Reproduce all the entries exactly.

--- Begin ---

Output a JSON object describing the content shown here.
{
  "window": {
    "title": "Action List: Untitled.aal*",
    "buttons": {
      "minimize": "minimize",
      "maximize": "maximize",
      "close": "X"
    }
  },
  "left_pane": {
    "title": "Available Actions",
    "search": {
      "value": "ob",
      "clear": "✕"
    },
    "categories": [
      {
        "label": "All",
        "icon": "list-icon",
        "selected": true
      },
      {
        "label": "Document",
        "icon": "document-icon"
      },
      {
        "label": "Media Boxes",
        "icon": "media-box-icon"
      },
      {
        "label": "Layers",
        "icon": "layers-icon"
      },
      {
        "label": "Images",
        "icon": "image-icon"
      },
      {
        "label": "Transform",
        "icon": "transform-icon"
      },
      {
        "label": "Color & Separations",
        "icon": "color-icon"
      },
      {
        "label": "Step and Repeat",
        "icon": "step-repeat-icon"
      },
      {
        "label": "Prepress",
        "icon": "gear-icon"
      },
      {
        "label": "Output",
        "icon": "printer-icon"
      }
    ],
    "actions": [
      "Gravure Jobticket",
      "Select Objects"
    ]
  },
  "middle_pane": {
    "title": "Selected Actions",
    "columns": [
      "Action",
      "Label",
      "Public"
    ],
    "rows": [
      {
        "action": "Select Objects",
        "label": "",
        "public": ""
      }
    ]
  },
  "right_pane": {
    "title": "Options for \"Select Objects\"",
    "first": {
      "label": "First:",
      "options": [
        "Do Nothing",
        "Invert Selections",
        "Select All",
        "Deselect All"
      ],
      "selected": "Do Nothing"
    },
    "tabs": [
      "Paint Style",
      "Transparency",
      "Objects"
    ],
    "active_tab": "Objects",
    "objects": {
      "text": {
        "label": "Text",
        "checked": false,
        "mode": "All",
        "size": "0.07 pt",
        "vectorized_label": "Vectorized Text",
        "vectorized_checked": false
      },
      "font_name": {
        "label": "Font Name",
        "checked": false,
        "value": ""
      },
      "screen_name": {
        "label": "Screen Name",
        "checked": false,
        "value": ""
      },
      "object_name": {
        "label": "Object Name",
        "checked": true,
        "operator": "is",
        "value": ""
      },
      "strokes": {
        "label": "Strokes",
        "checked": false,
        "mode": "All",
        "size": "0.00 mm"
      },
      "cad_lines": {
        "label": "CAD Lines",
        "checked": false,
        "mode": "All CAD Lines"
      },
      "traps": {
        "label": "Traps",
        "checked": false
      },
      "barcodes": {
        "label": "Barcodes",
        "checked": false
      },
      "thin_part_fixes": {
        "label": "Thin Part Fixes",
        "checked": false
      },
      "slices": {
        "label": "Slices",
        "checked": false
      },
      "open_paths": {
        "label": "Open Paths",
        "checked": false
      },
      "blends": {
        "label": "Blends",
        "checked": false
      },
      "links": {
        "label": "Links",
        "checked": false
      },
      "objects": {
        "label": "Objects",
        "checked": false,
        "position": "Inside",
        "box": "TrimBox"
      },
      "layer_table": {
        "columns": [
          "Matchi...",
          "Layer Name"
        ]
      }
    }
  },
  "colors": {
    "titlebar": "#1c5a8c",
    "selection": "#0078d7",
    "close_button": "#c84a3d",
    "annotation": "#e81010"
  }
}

--- End ---

OUTPUT BELOW |
Output a JSON object describing the content shown here.
{
  "window": {
    "title": "Action List: Untitled.aal*",
    "buttons": {
      "minimize": "minimize",
      "maximize": "maximize",
      "close": "X"
    }
  },
  "left_pane": {
    "title": "Available Actions",
    "search": {
      "value": "ob",
      "clear": "✕"
    },
    "categories": [
      {
        "label": "All",
        "icon": "list-icon",
        "selected": true
      },
      {
        "label": "Document",
        "icon": "document-icon"
      },
      {
        "label": "Media Boxes",
        "icon": "media-box-icon"
      },
      {
        "label": "Layers",
        "icon": "layers-icon"
      },
      {
        "label": "Images",
        "icon": "image-icon"
      },
      {
        "label": "Transform",
        "icon": "transform-icon"
      },
      {
        "label": "Color & Separations",
        "icon": "color-icon"
      },
      {
        "label": "Step and Repeat",
        "icon": "step-repeat-icon"
      },
      {
        "label": "Prepress",
        "icon": "gear-icon"
      },
      {
        "label": "Output",
        "icon": "printer-icon"
      }
    ],
    "actions": [
      "Gravure Jobticket",
      "Select Objects"
    ]
  },
  "middle_pane": {
    "title": "Selected Actions",
    "columns": [
      "Action",
      "Label",
      "Public"
    ],
    "rows": [
      {
        "action": "Select Objects",
        "label": "",
        "public": ""
      }
    ]
  },
  "right_pane": {
    "title": "Options for \"Select Objects\"",
    "first": {
      "label": "First:",
      "options": [
        "Do Nothing",
        "Invert Selections",
        "Select All",
        "Deselect All"
      ],
      "selected": "Do Nothing"
    },
    "tabs": [
      "Paint Style",
      "Transparency",
      "Objects"
    ],
    "active_tab": "Objects",
    "objects": {
      "text": {
        "label": "Text",
        "checked": false,
        "mode": "All",
        "size": "0.07 pt",
        "vectorized_label": "Vectorized Text",
        "vectorized_checked": false
      },
      "font_name": {
        "label": "Font Name",
        "checked": false,
        "value": ""
      },
      "screen_name": {
        "label": "Screen Name",
        "checked": false,
        "value": ""
      },
      "object_name": {
        "label": "Object Name",
        "checked": true,
        "operator": "is",
        "value": ""
      },
      "strokes": {
        "label": "Strokes",
        "checked": false,
        "mode": "All",
        "size": "0.00 mm"
      },
      "cad_lines": {
        "label": "CAD Lines",
        "checked": false,
        "mode": "All CAD Lines"
      },
      "traps": {
        "label": "Traps",
        "checked": false
      },
      "barcodes": {
        "label": "Barcodes",
        "checked": false
      },
      "thin_part_fixes": {
        "label": "Thin Part Fixes",
        "checked": false
      },
      "slices": {
        "label": "Slices",
        "checked": false
      },
      "open_paths": {
        "label": "Open Paths",
        "checked": false
      },
      "blends": {
        "label": "Blends",
        "checked": false
      },
      "links": {
        "label": "Links",
        "checked": false
      },
      "objects": {
        "label": "Objects",
        "checked": false,
        "position": "Inside",
        "box": "TrimBox"
      },
      "layer_table": {
        "columns": [
          "Matchi...",
          "Layer Name"
        ]
      }
    }
  },
  "colors": {
    "titlebar": "#1c5a8c",
    "selection": "#0078d7",
    "close_button": "#c84a3d",
    "annotation": "#e81010"
  }
}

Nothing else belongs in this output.